Task -> In the entries below, count the lines holding "down". Reply with the number only.

Records supplied ->
- - - -

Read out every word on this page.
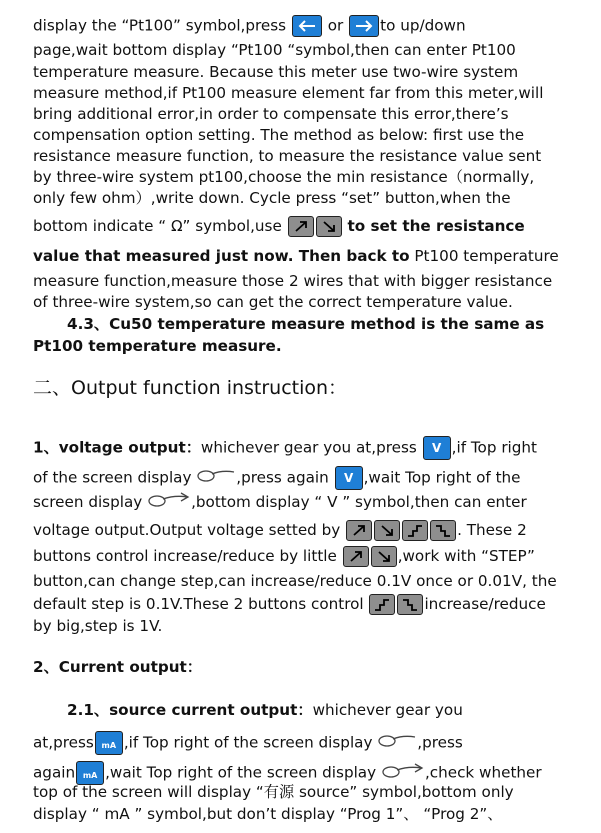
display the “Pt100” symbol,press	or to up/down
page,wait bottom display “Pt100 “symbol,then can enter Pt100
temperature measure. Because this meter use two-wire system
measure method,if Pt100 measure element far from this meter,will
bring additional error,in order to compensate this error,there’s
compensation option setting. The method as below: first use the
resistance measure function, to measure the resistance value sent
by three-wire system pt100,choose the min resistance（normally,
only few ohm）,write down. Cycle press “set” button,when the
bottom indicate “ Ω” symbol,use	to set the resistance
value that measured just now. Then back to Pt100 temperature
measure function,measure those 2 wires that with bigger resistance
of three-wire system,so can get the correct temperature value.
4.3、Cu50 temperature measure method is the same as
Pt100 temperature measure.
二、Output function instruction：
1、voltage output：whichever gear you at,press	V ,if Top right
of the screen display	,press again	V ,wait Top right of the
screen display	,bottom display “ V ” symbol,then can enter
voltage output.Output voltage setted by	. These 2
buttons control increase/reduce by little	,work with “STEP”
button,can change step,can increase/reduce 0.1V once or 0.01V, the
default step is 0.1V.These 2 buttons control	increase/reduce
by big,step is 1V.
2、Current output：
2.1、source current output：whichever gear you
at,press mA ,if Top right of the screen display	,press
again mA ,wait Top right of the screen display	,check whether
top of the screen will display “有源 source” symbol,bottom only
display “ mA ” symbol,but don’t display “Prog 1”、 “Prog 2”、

- - - -

Worked solution -> 2